* _Written exercise_:
Each entry below is to be extracted exactly.

* _Input records_:

━━━━━━━━━━━━━━━━━━━━

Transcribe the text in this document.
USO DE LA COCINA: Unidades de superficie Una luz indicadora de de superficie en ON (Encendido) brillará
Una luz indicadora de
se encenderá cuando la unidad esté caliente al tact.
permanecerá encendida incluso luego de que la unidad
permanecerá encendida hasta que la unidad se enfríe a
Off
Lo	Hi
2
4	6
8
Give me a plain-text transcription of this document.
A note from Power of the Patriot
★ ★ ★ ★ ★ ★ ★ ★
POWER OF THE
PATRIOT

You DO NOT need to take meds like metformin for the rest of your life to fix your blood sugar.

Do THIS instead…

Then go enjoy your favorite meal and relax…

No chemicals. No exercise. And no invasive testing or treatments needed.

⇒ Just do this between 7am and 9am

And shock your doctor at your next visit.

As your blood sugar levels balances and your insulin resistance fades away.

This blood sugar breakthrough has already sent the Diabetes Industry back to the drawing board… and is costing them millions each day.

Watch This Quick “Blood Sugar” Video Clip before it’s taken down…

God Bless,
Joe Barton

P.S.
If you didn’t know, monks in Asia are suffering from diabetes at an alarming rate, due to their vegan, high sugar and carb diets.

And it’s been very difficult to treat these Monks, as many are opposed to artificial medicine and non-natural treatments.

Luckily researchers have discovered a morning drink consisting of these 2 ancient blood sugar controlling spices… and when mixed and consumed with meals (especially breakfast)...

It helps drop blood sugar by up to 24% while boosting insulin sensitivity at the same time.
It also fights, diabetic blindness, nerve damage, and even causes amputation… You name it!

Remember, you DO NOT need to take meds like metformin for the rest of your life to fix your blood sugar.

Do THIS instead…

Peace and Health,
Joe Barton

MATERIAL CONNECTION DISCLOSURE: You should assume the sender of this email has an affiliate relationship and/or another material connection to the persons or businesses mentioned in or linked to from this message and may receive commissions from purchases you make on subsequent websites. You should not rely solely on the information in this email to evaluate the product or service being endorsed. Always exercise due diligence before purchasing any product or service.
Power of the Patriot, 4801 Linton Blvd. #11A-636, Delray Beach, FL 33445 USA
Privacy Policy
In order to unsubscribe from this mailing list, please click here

━━━━━━━━━━━━━━━━━━━━

* _Complete output_:
Transcribe the text in this document.
USO DE LA COCINA: Unidades de superficie Una luz indicadora de de superficie en ON (Encendido) brillará
Una luz indicadora de
se encenderá cuando la unidad esté caliente al tact.
permanecerá encendida incluso luego de que la unidad
permanecerá encendida hasta que la unidad se enfríe a
Off
Lo	Hi
2
4	6
8
Give me a plain-text transcription of this document.
A note from Power of the Patriot
★ ★ ★ ★ ★ ★ ★ ★
POWER OF THE
PATRIOT

You DO NOT need to take meds like metformin for the rest of your life to fix your blood sugar.

Do THIS instead…

Then go enjoy your favorite meal and relax…

No chemicals. No exercise. And no invasive testing or treatments needed.

⇒ Just do this between 7am and 9am

And shock your doctor at your next visit.

As your blood sugar levels balances and your insulin resistance fades away.

This blood sugar breakthrough has already sent the Diabetes Industry back to the drawing board… and is costing them millions each day.

Watch This Quick “Blood Sugar” Video Clip before it’s taken down…

God Bless,
Joe Barton

P.S.
If you didn’t know, monks in Asia are suffering from diabetes at an alarming rate, due to their vegan, high sugar and carb diets.

And it’s been very difficult to treat these Monks, as many are opposed to artificial medicine and non-natural treatments.

Luckily researchers have discovered a morning drink consisting of these 2 ancient blood sugar controlling spices… and when mixed and consumed with meals (especially breakfast)...

It helps drop blood sugar by up to 24% while boosting insulin sensitivity at the same time.
It also fights, diabetic blindness, nerve damage, and even causes amputation… You name it!

Remember, you DO NOT need to take meds like metformin for the rest of your life to fix your blood sugar.

Do THIS instead…

Peace and Health,
Joe Barton

MATERIAL CONNECTION DISCLOSURE: You should assume the sender of this email has an affiliate relationship and/or another material connection to the persons or businesses mentioned in or linked to from this message and may receive commissions from purchases you make on subsequent websites. You should not rely solely on the information in this email to evaluate the product or service being endorsed. Always exercise due diligence before purchasing any product or service.
Power of the Patriot, 4801 Linton Blvd. #11A-636, Delray Beach, FL 33445 USA
Privacy Policy
In order to unsubscribe from this mailing list, please click here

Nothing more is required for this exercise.